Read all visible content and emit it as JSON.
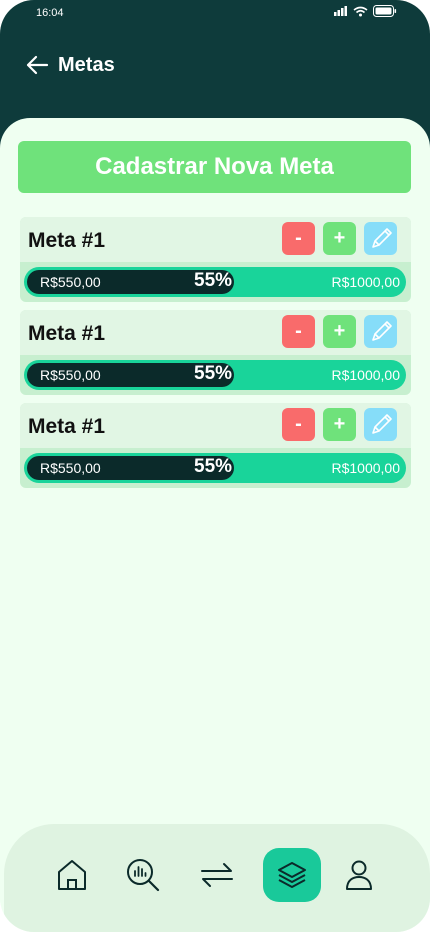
{
  "status_bar": {
    "time": "16:04"
  },
  "header": {
    "title": "Metas",
    "back_icon": "arrow-left-icon"
  },
  "cta": {
    "label": "Cadastrar Nova Meta"
  },
  "goals": [
    {
      "title": "Meta #1",
      "current": "R$550,00",
      "percent_label": "55%",
      "progress": 0.55,
      "target": "R$1000,00",
      "minus": "-",
      "plus": "+"
    },
    {
      "title": "Meta #1",
      "current": "R$550,00",
      "percent_label": "55%",
      "progress": 0.55,
      "target": "R$1000,00",
      "minus": "-",
      "plus": "+"
    },
    {
      "title": "Meta #1",
      "current": "R$550,00",
      "percent_label": "55%",
      "progress": 0.55,
      "target": "R$1000,00",
      "minus": "-",
      "plus": "+"
    }
  ],
  "nav": [
    {
      "icon": "home-icon",
      "active": false
    },
    {
      "icon": "analytics-search-icon",
      "active": false
    },
    {
      "icon": "transfer-arrows-icon",
      "active": false
    },
    {
      "icon": "layers-icon",
      "active": true
    },
    {
      "icon": "user-icon",
      "active": false
    }
  ],
  "colors": {
    "header_bg": "#0e3b3b",
    "accent_green": "#6fe27b",
    "minus_red": "#f96b6b",
    "edit_blue": "#86ddf9",
    "progress_track": "#19d49a",
    "progress_fill": "#0b2a2a"
  }
}
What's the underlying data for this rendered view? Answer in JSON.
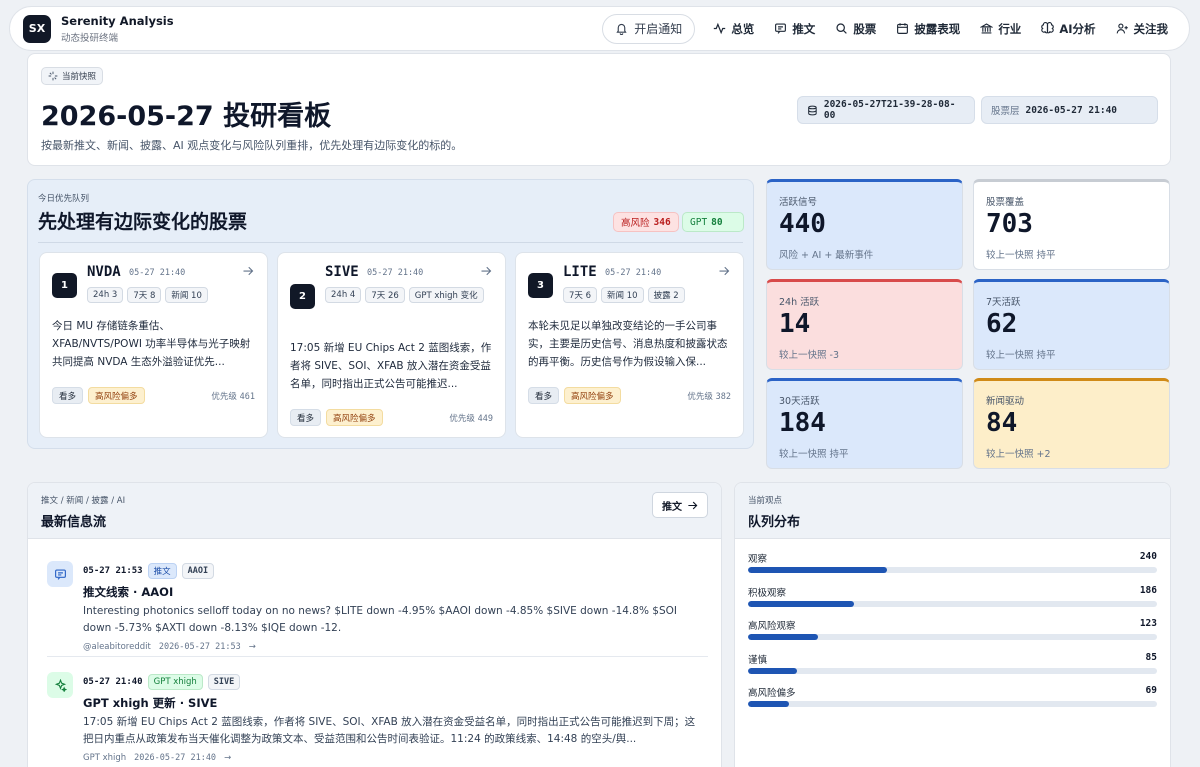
{
  "nav": {
    "logo": "SX",
    "brand_title": "Serenity Analysis",
    "brand_sub": "动态投研终端",
    "notify_label": "开启通知",
    "items": [
      {
        "label": "总览",
        "icon": "pulse-icon"
      },
      {
        "label": "推文",
        "icon": "message-icon"
      },
      {
        "label": "股票",
        "icon": "search-icon"
      },
      {
        "label": "披露表现",
        "icon": "calendar-icon"
      },
      {
        "label": "行业",
        "icon": "bank-icon"
      },
      {
        "label": "AI分析",
        "icon": "brain-icon"
      },
      {
        "label": "关注我",
        "icon": "user-plus-icon"
      }
    ]
  },
  "hero": {
    "chip": "当前快照",
    "title": "2026-05-27 投研看板",
    "subtitle": "按最新推文、新闻、披露、AI 观点变化与风险队列重排，优先处理有边际变化的标的。",
    "snapshot_id": "2026-05-27T21-39-28-08-00",
    "stock_layer_label": "股票层",
    "stock_layer_time": "2026-05-27 21:40"
  },
  "queue": {
    "kicker": "今日优先队列",
    "title": "先处理有边际变化的股票",
    "risk_label": "高风险",
    "risk_count": "346",
    "gpt_label": "GPT",
    "gpt_count": "80",
    "cards": [
      {
        "rank": "1",
        "ticker": "NVDA",
        "time": "05-27 21:40",
        "tags": [
          "24h 3",
          "7天 8",
          "新闻 10"
        ],
        "body": "今日 MU 存储链条重估、XFAB/NVTS/POWI 功率半导体与光子映射共同提高 NVDA 生态外溢验证优先...",
        "view": "看多",
        "risk": "高风险偏多",
        "prio_label": "优先级",
        "prio": "461"
      },
      {
        "rank": "2",
        "ticker": "SIVE",
        "time": "05-27 21:40",
        "tags": [
          "24h 4",
          "7天 26",
          "GPT xhigh 变化"
        ],
        "body": "17:05 新增 EU Chips Act 2 蓝图线索，作者将 SIVE、SOI、XFAB 放入潜在资金受益名单，同时指出正式公告可能推迟...",
        "view": "看多",
        "risk": "高风险偏多",
        "prio_label": "优先级",
        "prio": "449"
      },
      {
        "rank": "3",
        "ticker": "LITE",
        "time": "05-27 21:40",
        "tags": [
          "7天 6",
          "新闻 10",
          "披露 2"
        ],
        "body": "本轮未见足以单独改变结论的一手公司事实，主要是历史信号、消息热度和披露状态的再平衡。历史信号作为假设输入保...",
        "view": "看多",
        "risk": "高风险偏多",
        "prio_label": "优先级",
        "prio": "382"
      }
    ]
  },
  "stats": [
    {
      "label": "活跃信号",
      "value": "440",
      "sub": "风险 + AI + 最新事件",
      "bg": "#dbe8fb",
      "top": "#2b63c6"
    },
    {
      "label": "股票覆盖",
      "value": "703",
      "sub": "较上一快照 持平",
      "bg": "#ffffff",
      "top": "#c7ccd3"
    },
    {
      "label": "24h 活跃",
      "value": "14",
      "sub": "较上一快照 -3",
      "bg": "#fbdede",
      "top": "#d84a4a"
    },
    {
      "label": "7天活跃",
      "value": "62",
      "sub": "较上一快照 持平",
      "bg": "#dbe8fb",
      "top": "#2b63c6"
    },
    {
      "label": "30天活跃",
      "value": "184",
      "sub": "较上一快照 持平",
      "bg": "#dbe8fb",
      "top": "#2b63c6"
    },
    {
      "label": "新闻驱动",
      "value": "84",
      "sub": "较上一快照 +2",
      "bg": "#fdeec9",
      "top": "#d08a17"
    }
  ],
  "feed": {
    "kicker": "推文 / 新闻 / 披露 / AI",
    "title": "最新信息流",
    "button": "推文",
    "items": [
      {
        "time": "05-27 21:53",
        "type": "推文",
        "ticker": "AAOI",
        "title": "推文线索 · AAOI",
        "body": "Interesting photonics selloff today on no news? $LITE down -4.95% $AAOI down -4.85% $SIVE down -14.8% $SOI down -5.73% $AXTI down -8.13% $IQE down -12.",
        "source": "@aleabitoreddit",
        "stamp": "2026-05-27 21:53"
      },
      {
        "time": "05-27 21:40",
        "type": "GPT xhigh",
        "ticker": "SIVE",
        "title": "GPT xhigh 更新 · SIVE",
        "body": "17:05 新增 EU Chips Act 2 蓝图线索，作者将 SIVE、SOI、XFAB 放入潜在资金受益名单，同时指出正式公告可能推迟到下周；这把日内重点从政策发布当天催化调整为政策文本、受益范围和公告时间表验证。11:24 的政策线索、14:48 的空头/舆...",
        "source": "GPT xhigh",
        "stamp": "2026-05-27 21:40"
      }
    ]
  },
  "dist": {
    "kicker": "当前观点",
    "title": "队列分布",
    "rows": [
      {
        "label": "观察",
        "value": "240",
        "fraction": 0.34
      },
      {
        "label": "积极观察",
        "value": "186",
        "fraction": 0.26
      },
      {
        "label": "高风险观察",
        "value": "123",
        "fraction": 0.17
      },
      {
        "label": "谨慎",
        "value": "85",
        "fraction": 0.12
      },
      {
        "label": "高风险偏多",
        "value": "69",
        "fraction": 0.1
      }
    ]
  }
}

-------------------------

» **Exercise task**
Check every line of the entries above for the word "fraction" and report how many lines contain it, giving the number only.

» **Result**
5